→ **Directive 1**
In the lathe forum thread, which Harbor Freight model does OSU55 suggest?

::: Reading passage

I dislike the electronic variable speed drives - proprietary electronics that will fail eventually, and may not be easily replaced (or very costly to do so). Setups using a standard controller and DC motor (like those found in a treadmill) are better as the electronics (and motor) are easily replaced if needed. I do like the reeves drive though as it's mechanical. In reality, you don't need an infinitely variable speed, but just a handful of speeds that can easily be changed via a belt change. Slow for roughing, a couple middle speeds for turning depending on diameter, and a higher speed for sanding/polishing.

If you have never owned a lathe or turned wood, it might be a good idea to look for a nice used machine that won't set you back as much as new. It will give you a chance to determine if you like the hobby, and if you do, will give you something to use while you look for a bigger/better/newer/whatever one if you decide you want one.

Cheers,
Brad


----------



## OSU55 (Dec 14, 2012)

You might look at the HF 34706. The pivoting head allows bowls bigger than the 12" swing, and makes hollowing bowls etc much easier vs reaching over the bed. The longer bed will do table legs etc. The lowest speed does limit it to about 15" bowls or platters. It does not reverse, but you can still get a nice finish (see my LJs projects). Can be had for a little over $200 with coupons.


----------



## DrDirt (Feb 26, 2008)

::::::

→ **Directive 2**
Please reproduce the records from their start up to and including the line containing "The plate 32 is at (379, 100).", leaving out the pictures.

::: Data shown

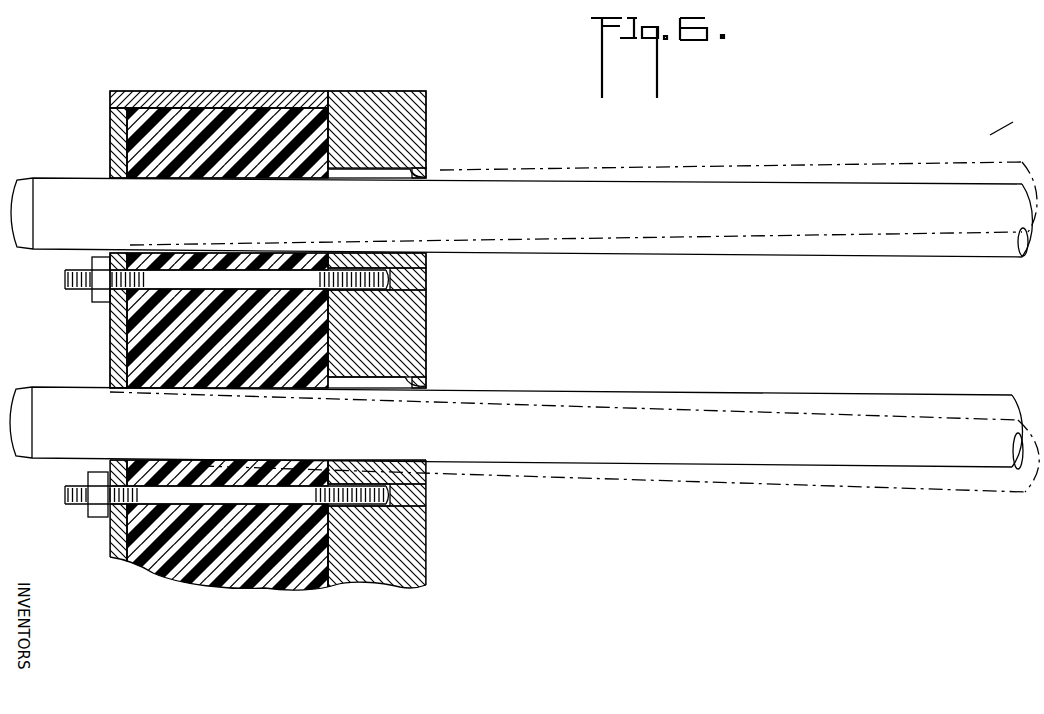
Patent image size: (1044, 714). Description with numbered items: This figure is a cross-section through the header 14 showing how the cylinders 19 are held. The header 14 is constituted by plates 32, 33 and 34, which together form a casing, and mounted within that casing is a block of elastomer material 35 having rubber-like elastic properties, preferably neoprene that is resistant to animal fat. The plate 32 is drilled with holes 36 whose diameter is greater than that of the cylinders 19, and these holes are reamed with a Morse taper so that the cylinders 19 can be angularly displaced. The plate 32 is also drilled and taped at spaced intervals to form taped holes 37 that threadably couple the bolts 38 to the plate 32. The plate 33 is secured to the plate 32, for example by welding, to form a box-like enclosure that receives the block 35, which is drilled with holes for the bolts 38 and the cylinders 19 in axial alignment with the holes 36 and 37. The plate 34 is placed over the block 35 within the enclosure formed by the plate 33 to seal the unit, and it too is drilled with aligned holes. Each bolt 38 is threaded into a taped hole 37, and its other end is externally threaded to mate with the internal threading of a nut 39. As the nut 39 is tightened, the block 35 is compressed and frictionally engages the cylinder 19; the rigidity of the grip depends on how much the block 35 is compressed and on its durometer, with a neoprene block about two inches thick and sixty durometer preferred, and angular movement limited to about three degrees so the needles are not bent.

The header 14 is at (151, 90).
The cylinder 19 is at (731, 197).
The plate 32 is at (379, 100).
The plate 33 is at (257, 93).
The plate 34 is at (110, 132).
The block of elastomer material 35 is at (212, 120).
The hole 36 is at (430, 170).
The taped hole 37 is at (392, 283).
The bolt 38 is at (278, 283).
The nut 39 is at (97, 303).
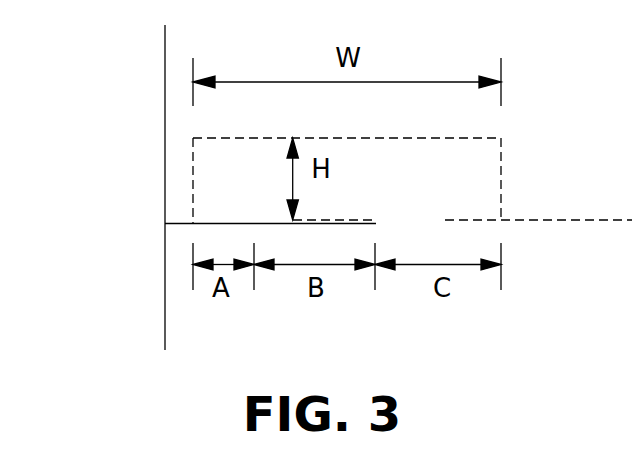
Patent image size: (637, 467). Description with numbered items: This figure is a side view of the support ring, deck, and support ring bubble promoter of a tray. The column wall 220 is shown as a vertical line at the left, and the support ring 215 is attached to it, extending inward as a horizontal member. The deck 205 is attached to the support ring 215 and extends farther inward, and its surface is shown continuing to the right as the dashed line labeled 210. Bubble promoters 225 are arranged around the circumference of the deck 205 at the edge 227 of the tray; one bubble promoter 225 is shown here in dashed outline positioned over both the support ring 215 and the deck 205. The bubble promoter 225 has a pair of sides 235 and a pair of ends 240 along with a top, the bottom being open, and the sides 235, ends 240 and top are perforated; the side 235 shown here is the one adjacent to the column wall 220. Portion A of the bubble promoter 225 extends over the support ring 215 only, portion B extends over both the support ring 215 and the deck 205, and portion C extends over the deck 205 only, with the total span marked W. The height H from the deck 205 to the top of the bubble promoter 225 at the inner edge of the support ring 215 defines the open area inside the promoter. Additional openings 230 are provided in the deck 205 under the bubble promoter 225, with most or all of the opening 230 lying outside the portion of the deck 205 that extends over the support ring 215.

The deck 205 is at (545, 221).
The substrate surface 210 is at (588, 220).
The support ring 215 is at (183, 227).
The column wall 220 is at (165, 104).
The bubble promoter 225 is at (427, 138).
The edge 227 is at (290, 220).
The opening 230 is at (410, 217).
The side 235 is at (192, 188).
The end 240 is at (243, 190).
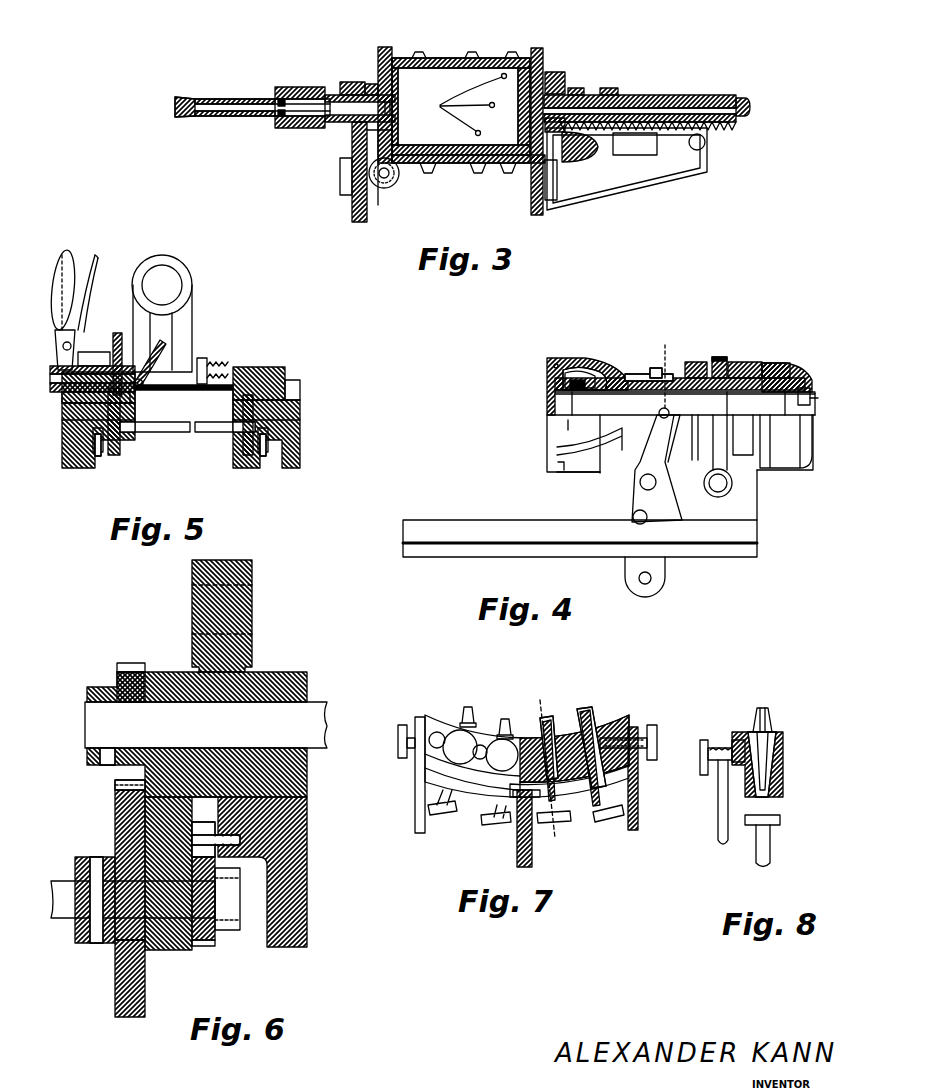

::::::

→ **Expected output 1**
The HF 34706.

→ **Expected output 2**
Patent image size: (1044, 714). Description with numbered items: This figure is a cross-section through the header 14 showing how the cylinders 19 are held. The header 14 is constituted by plates 32, 33 and 34, which together form a casing, and mounted within that casing is a block of elastomer material 35 having rubber-like elastic properties, preferably neoprene that is resistant to animal fat. The plate 32 is drilled with holes 36 whose diameter is greater than that of the cylinders 19, and these holes are reamed with a Morse taper so that the cylinders 19 can be angularly displaced. The plate 32 is also drilled and taped at spaced intervals to form taped holes 37 that threadably couple the bolts 38 to the plate 32. The plate 33 is secured to the plate 32, for example by welding, to form a box-like enclosure that receives the block 35, which is drilled with holes for the bolts 38 and the cylinders 19 in axial alignment with the holes 36 and 37. The plate 34 is placed over the block 35 within the enclosure formed by the plate 33 to seal the unit, and it too is drilled with aligned holes. Each bolt 38 is threaded into a taped hole 37, and its other end is externally threaded to mate with the internal threading of a nut 39. As the nut 39 is tightened, the block 35 is compressed and frictionally engages the cylinder 19; the rigidity of the grip depends on how much the block 35 is compressed and on its durometer, with a neoprene block about two inches thick and sixty durometer preferred, and angular movement limited to about three degrees so the needles are not bent.

The header 14 is at (151, 90).
The cylinder 19 is at (731, 197).
The plate 32 is at (379, 100).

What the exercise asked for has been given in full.